What the task requires:
Would you pull out every line of the material that contains the string "подает"?

Saved entries
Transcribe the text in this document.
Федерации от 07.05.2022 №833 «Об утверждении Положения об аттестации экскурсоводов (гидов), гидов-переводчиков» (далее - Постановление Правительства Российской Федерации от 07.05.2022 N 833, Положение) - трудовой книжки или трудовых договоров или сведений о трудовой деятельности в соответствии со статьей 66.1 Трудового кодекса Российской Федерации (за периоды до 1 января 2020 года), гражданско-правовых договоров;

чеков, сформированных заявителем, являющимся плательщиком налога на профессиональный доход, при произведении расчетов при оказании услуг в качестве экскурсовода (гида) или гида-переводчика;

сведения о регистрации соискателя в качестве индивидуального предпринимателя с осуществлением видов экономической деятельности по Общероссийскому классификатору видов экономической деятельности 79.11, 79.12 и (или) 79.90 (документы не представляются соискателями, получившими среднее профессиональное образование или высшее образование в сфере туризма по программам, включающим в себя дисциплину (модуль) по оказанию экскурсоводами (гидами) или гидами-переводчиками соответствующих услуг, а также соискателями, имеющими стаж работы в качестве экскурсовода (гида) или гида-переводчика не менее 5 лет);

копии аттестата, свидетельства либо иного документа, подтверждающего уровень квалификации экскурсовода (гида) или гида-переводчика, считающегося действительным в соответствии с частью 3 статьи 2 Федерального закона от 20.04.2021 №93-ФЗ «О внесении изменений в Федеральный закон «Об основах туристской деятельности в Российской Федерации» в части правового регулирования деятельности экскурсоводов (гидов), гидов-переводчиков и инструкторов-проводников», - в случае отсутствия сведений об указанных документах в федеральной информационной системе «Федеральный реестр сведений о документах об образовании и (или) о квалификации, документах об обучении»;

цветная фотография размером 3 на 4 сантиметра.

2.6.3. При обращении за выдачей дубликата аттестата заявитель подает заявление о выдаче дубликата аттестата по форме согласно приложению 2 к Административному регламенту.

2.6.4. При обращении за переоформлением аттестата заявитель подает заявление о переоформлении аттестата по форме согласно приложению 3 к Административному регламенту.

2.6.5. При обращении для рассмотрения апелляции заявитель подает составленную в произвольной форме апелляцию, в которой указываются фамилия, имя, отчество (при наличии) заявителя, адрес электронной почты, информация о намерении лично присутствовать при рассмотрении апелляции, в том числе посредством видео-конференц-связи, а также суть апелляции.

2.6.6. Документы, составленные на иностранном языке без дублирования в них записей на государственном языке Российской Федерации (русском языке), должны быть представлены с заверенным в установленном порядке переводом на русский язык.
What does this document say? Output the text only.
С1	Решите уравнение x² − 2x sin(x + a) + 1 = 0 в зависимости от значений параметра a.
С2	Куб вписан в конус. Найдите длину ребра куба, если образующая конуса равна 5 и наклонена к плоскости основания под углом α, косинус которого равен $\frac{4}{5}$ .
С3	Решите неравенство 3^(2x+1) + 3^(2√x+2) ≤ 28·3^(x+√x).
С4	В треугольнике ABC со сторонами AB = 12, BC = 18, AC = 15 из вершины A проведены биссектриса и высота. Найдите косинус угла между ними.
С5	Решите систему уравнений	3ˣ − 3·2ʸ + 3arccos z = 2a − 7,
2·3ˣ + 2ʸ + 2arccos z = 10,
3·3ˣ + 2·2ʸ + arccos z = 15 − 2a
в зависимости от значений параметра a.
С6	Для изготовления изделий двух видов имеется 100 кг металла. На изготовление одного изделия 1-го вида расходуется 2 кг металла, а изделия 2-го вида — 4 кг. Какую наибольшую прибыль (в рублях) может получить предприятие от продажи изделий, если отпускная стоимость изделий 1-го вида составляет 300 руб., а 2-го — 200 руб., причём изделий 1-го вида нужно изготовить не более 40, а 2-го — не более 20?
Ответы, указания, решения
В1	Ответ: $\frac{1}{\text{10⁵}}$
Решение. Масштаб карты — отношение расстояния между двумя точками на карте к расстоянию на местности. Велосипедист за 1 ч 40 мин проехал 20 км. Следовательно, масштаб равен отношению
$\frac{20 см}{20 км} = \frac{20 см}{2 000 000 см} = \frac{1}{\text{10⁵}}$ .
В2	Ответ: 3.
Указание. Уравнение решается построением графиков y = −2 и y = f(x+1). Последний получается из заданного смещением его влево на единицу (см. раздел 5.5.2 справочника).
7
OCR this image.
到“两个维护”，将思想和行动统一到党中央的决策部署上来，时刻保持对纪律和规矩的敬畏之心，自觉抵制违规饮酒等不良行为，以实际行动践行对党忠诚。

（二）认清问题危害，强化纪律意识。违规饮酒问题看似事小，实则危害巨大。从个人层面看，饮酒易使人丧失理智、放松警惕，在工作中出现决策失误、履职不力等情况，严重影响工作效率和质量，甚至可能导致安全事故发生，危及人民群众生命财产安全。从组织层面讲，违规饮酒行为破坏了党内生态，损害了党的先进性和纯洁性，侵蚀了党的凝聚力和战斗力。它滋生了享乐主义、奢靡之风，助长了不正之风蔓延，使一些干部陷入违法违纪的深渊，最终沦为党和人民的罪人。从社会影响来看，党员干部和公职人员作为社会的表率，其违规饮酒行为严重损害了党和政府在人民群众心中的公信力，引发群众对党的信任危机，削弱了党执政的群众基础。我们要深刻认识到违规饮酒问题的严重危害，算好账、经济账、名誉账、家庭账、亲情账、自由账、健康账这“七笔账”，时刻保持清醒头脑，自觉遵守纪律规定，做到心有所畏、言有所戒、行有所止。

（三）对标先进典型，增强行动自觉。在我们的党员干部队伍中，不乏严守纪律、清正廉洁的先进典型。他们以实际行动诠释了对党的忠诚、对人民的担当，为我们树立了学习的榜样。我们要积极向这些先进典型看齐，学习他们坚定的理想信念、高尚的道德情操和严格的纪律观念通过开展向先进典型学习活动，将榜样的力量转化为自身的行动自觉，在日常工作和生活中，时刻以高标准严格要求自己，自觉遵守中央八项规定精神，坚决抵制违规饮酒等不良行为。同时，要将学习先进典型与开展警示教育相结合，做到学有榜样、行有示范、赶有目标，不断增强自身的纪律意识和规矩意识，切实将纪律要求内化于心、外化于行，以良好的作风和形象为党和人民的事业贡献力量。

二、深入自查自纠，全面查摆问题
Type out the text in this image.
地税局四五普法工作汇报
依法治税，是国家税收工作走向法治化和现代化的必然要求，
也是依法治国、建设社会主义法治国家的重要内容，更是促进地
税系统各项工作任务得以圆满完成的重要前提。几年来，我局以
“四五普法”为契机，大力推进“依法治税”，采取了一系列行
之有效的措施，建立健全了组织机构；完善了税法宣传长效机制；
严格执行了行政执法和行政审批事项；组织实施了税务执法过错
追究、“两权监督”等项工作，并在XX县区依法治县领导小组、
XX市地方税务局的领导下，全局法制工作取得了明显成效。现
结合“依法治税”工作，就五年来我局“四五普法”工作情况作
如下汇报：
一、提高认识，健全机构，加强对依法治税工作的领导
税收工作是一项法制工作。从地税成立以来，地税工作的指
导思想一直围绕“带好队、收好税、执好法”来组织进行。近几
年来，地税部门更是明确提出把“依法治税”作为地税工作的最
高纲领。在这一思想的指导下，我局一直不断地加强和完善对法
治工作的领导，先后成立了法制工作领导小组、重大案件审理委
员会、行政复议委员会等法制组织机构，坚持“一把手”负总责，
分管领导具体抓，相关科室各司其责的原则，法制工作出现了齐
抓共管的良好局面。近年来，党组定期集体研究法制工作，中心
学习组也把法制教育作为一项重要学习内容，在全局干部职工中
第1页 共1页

Solved problem:
2.6.3. При обращении за выдачей дубликата аттестата заявитель подает заявление о выдаче дубликата аттестата по форме согласно приложению 2 к Административному регламенту.
2.6.4. При обращении за переоформлением аттестата заявитель подает заявление о переоформлении аттестата по форме согласно приложению 3 к Административному регламенту.
2.6.5. При обращении для рассмотрения апелляции заявитель подает составленную в произвольной форме апелляцию, в которой указываются фамилия, имя, отчество (при наличии) заявителя, адрес электронной почты, информация о намерении лично присутствовать при рассмотрении апелляции, в том числе посредством видео-конференц-связи, а также суть апелляции.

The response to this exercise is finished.